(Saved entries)
----
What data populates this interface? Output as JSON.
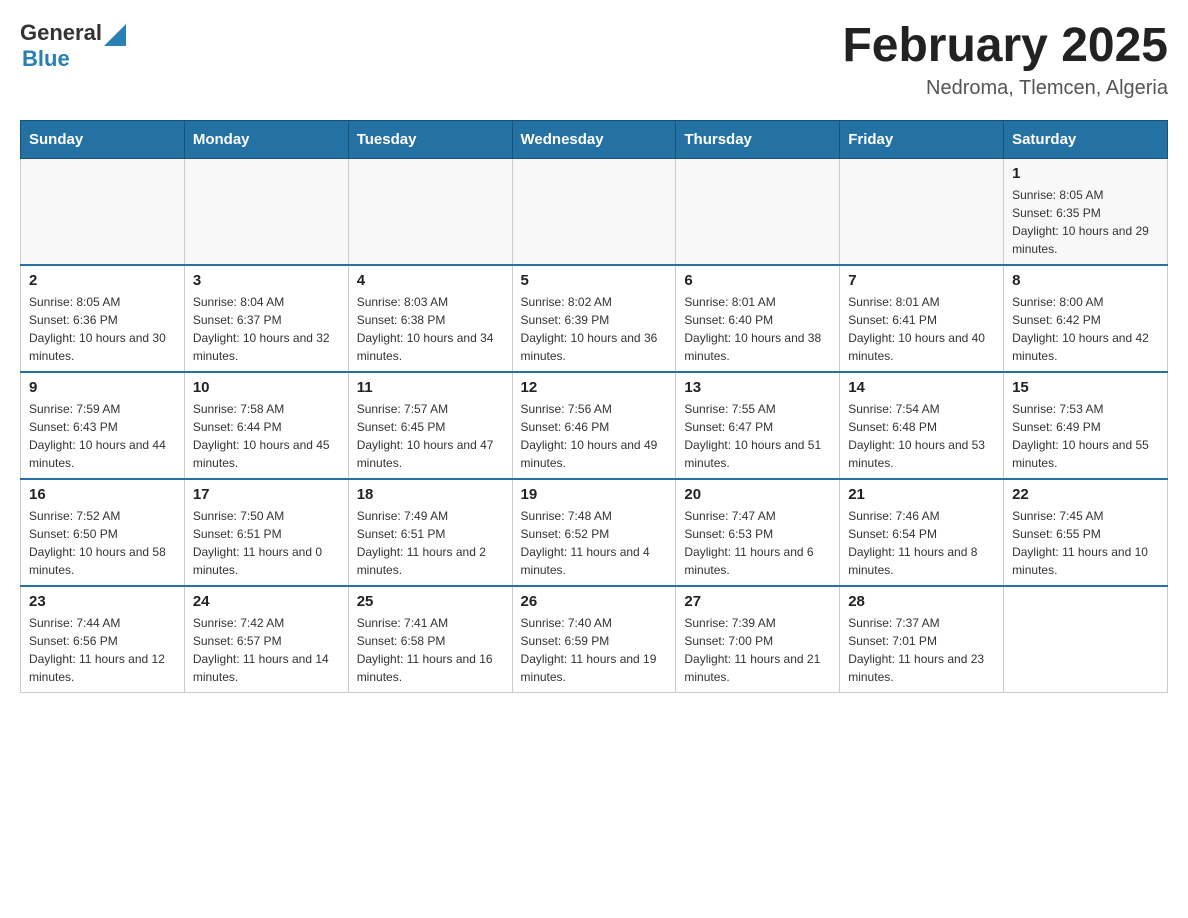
{
  "header": {
    "logo_general": "General",
    "logo_blue": "Blue",
    "title": "February 2025",
    "subtitle": "Nedroma, Tlemcen, Algeria"
  },
  "days_of_week": [
    "Sunday",
    "Monday",
    "Tuesday",
    "Wednesday",
    "Thursday",
    "Friday",
    "Saturday"
  ],
  "weeks": [
    [
      {
        "day": "",
        "detail": ""
      },
      {
        "day": "",
        "detail": ""
      },
      {
        "day": "",
        "detail": ""
      },
      {
        "day": "",
        "detail": ""
      },
      {
        "day": "",
        "detail": ""
      },
      {
        "day": "",
        "detail": ""
      },
      {
        "day": "1",
        "detail": "Sunrise: 8:05 AM\nSunset: 6:35 PM\nDaylight: 10 hours and 29 minutes."
      }
    ],
    [
      {
        "day": "2",
        "detail": "Sunrise: 8:05 AM\nSunset: 6:36 PM\nDaylight: 10 hours and 30 minutes."
      },
      {
        "day": "3",
        "detail": "Sunrise: 8:04 AM\nSunset: 6:37 PM\nDaylight: 10 hours and 32 minutes."
      },
      {
        "day": "4",
        "detail": "Sunrise: 8:03 AM\nSunset: 6:38 PM\nDaylight: 10 hours and 34 minutes."
      },
      {
        "day": "5",
        "detail": "Sunrise: 8:02 AM\nSunset: 6:39 PM\nDaylight: 10 hours and 36 minutes."
      },
      {
        "day": "6",
        "detail": "Sunrise: 8:01 AM\nSunset: 6:40 PM\nDaylight: 10 hours and 38 minutes."
      },
      {
        "day": "7",
        "detail": "Sunrise: 8:01 AM\nSunset: 6:41 PM\nDaylight: 10 hours and 40 minutes."
      },
      {
        "day": "8",
        "detail": "Sunrise: 8:00 AM\nSunset: 6:42 PM\nDaylight: 10 hours and 42 minutes."
      }
    ],
    [
      {
        "day": "9",
        "detail": "Sunrise: 7:59 AM\nSunset: 6:43 PM\nDaylight: 10 hours and 44 minutes."
      },
      {
        "day": "10",
        "detail": "Sunrise: 7:58 AM\nSunset: 6:44 PM\nDaylight: 10 hours and 45 minutes."
      },
      {
        "day": "11",
        "detail": "Sunrise: 7:57 AM\nSunset: 6:45 PM\nDaylight: 10 hours and 47 minutes."
      },
      {
        "day": "12",
        "detail": "Sunrise: 7:56 AM\nSunset: 6:46 PM\nDaylight: 10 hours and 49 minutes."
      },
      {
        "day": "13",
        "detail": "Sunrise: 7:55 AM\nSunset: 6:47 PM\nDaylight: 10 hours and 51 minutes."
      },
      {
        "day": "14",
        "detail": "Sunrise: 7:54 AM\nSunset: 6:48 PM\nDaylight: 10 hours and 53 minutes."
      },
      {
        "day": "15",
        "detail": "Sunrise: 7:53 AM\nSunset: 6:49 PM\nDaylight: 10 hours and 55 minutes."
      }
    ],
    [
      {
        "day": "16",
        "detail": "Sunrise: 7:52 AM\nSunset: 6:50 PM\nDaylight: 10 hours and 58 minutes."
      },
      {
        "day": "17",
        "detail": "Sunrise: 7:50 AM\nSunset: 6:51 PM\nDaylight: 11 hours and 0 minutes."
      },
      {
        "day": "18",
        "detail": "Sunrise: 7:49 AM\nSunset: 6:51 PM\nDaylight: 11 hours and 2 minutes."
      },
      {
        "day": "19",
        "detail": "Sunrise: 7:48 AM\nSunset: 6:52 PM\nDaylight: 11 hours and 4 minutes."
      },
      {
        "day": "20",
        "detail": "Sunrise: 7:47 AM\nSunset: 6:53 PM\nDaylight: 11 hours and 6 minutes."
      },
      {
        "day": "21",
        "detail": "Sunrise: 7:46 AM\nSunset: 6:54 PM\nDaylight: 11 hours and 8 minutes."
      },
      {
        "day": "22",
        "detail": "Sunrise: 7:45 AM\nSunset: 6:55 PM\nDaylight: 11 hours and 10 minutes."
      }
    ],
    [
      {
        "day": "23",
        "detail": "Sunrise: 7:44 AM\nSunset: 6:56 PM\nDaylight: 11 hours and 12 minutes."
      },
      {
        "day": "24",
        "detail": "Sunrise: 7:42 AM\nSunset: 6:57 PM\nDaylight: 11 hours and 14 minutes."
      },
      {
        "day": "25",
        "detail": "Sunrise: 7:41 AM\nSunset: 6:58 PM\nDaylight: 11 hours and 16 minutes."
      },
      {
        "day": "26",
        "detail": "Sunrise: 7:40 AM\nSunset: 6:59 PM\nDaylight: 11 hours and 19 minutes."
      },
      {
        "day": "27",
        "detail": "Sunrise: 7:39 AM\nSunset: 7:00 PM\nDaylight: 11 hours and 21 minutes."
      },
      {
        "day": "28",
        "detail": "Sunrise: 7:37 AM\nSunset: 7:01 PM\nDaylight: 11 hours and 23 minutes."
      },
      {
        "day": "",
        "detail": ""
      }
    ]
  ]
}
----
__The problem__
Copy the listing word for word, excluding its pictures.

__Reply__
What data populates this interface? Output as JSON.
{
  "header": {
    "logo_general": "General",
    "logo_blue": "Blue",
    "title": "February 2025",
    "subtitle": "Nedroma, Tlemcen, Algeria"
  },
  "days_of_week": [
    "Sunday",
    "Monday",
    "Tuesday",
    "Wednesday",
    "Thursday",
    "Friday",
    "Saturday"
  ],
  "weeks": [
    [
      {
        "day": "",
        "detail": ""
      },
      {
        "day": "",
        "detail": ""
      },
      {
        "day": "",
        "detail": ""
      },
      {
        "day": "",
        "detail": ""
      },
      {
        "day": "",
        "detail": ""
      },
      {
        "day": "",
        "detail": ""
      },
      {
        "day": "1",
        "detail": "Sunrise: 8:05 AM\nSunset: 6:35 PM\nDaylight: 10 hours and 29 minutes."
      }
    ],
    [
      {
        "day": "2",
        "detail": "Sunrise: 8:05 AM\nSunset: 6:36 PM\nDaylight: 10 hours and 30 minutes."
      },
      {
        "day": "3",
        "detail": "Sunrise: 8:04 AM\nSunset: 6:37 PM\nDaylight: 10 hours and 32 minutes."
      },
      {
        "day": "4",
        "detail": "Sunrise: 8:03 AM\nSunset: 6:38 PM\nDaylight: 10 hours and 34 minutes."
      },
      {
        "day": "5",
        "detail": "Sunrise: 8:02 AM\nSunset: 6:39 PM\nDaylight: 10 hours and 36 minutes."
      },
      {
        "day": "6",
        "detail": "Sunrise: 8:01 AM\nSunset: 6:40 PM\nDaylight: 10 hours and 38 minutes."
      },
      {
        "day": "7",
        "detail": "Sunrise: 8:01 AM\nSunset: 6:41 PM\nDaylight: 10 hours and 40 minutes."
      },
      {
        "day": "8",
        "detail": "Sunrise: 8:00 AM\nSunset: 6:42 PM\nDaylight: 10 hours and 42 minutes."
      }
    ],
    [
      {
        "day": "9",
        "detail": "Sunrise: 7:59 AM\nSunset: 6:43 PM\nDaylight: 10 hours and 44 minutes."
      },
      {
        "day": "10",
        "detail": "Sunrise: 7:58 AM\nSunset: 6:44 PM\nDaylight: 10 hours and 45 minutes."
      },
      {
        "day": "11",
        "detail": "Sunrise: 7:57 AM\nSunset: 6:45 PM\nDaylight: 10 hours and 47 minutes."
      },
      {
        "day": "12",
        "detail": "Sunrise: 7:56 AM\nSunset: 6:46 PM\nDaylight: 10 hours and 49 minutes."
      },
      {
        "day": "13",
        "detail": "Sunrise: 7:55 AM\nSunset: 6:47 PM\nDaylight: 10 hours and 51 minutes."
      },
      {
        "day": "14",
        "detail": "Sunrise: 7:54 AM\nSunset: 6:48 PM\nDaylight: 10 hours and 53 minutes."
      },
      {
        "day": "15",
        "detail": "Sunrise: 7:53 AM\nSunset: 6:49 PM\nDaylight: 10 hours and 55 minutes."
      }
    ],
    [
      {
        "day": "16",
        "detail": "Sunrise: 7:52 AM\nSunset: 6:50 PM\nDaylight: 10 hours and 58 minutes."
      },
      {
        "day": "17",
        "detail": "Sunrise: 7:50 AM\nSunset: 6:51 PM\nDaylight: 11 hours and 0 minutes."
      },
      {
        "day": "18",
        "detail": "Sunrise: 7:49 AM\nSunset: 6:51 PM\nDaylight: 11 hours and 2 minutes."
      },
      {
        "day": "19",
        "detail": "Sunrise: 7:48 AM\nSunset: 6:52 PM\nDaylight: 11 hours and 4 minutes."
      },
      {
        "day": "20",
        "detail": "Sunrise: 7:47 AM\nSunset: 6:53 PM\nDaylight: 11 hours and 6 minutes."
      },
      {
        "day": "21",
        "detail": "Sunrise: 7:46 AM\nSunset: 6:54 PM\nDaylight: 11 hours and 8 minutes."
      },
      {
        "day": "22",
        "detail": "Sunrise: 7:45 AM\nSunset: 6:55 PM\nDaylight: 11 hours and 10 minutes."
      }
    ],
    [
      {
        "day": "23",
        "detail": "Sunrise: 7:44 AM\nSunset: 6:56 PM\nDaylight: 11 hours and 12 minutes."
      },
      {
        "day": "24",
        "detail": "Sunrise: 7:42 AM\nSunset: 6:57 PM\nDaylight: 11 hours and 14 minutes."
      },
      {
        "day": "25",
        "detail": "Sunrise: 7:41 AM\nSunset: 6:58 PM\nDaylight: 11 hours and 16 minutes."
      },
      {
        "day": "26",
        "detail": "Sunrise: 7:40 AM\nSunset: 6:59 PM\nDaylight: 11 hours and 19 minutes."
      },
      {
        "day": "27",
        "detail": "Sunrise: 7:39 AM\nSunset: 7:00 PM\nDaylight: 11 hours and 21 minutes."
      },
      {
        "day": "28",
        "detail": "Sunrise: 7:37 AM\nSunset: 7:01 PM\nDaylight: 11 hours and 23 minutes."
      },
      {
        "day": "",
        "detail": ""
      }
    ]
  ]
}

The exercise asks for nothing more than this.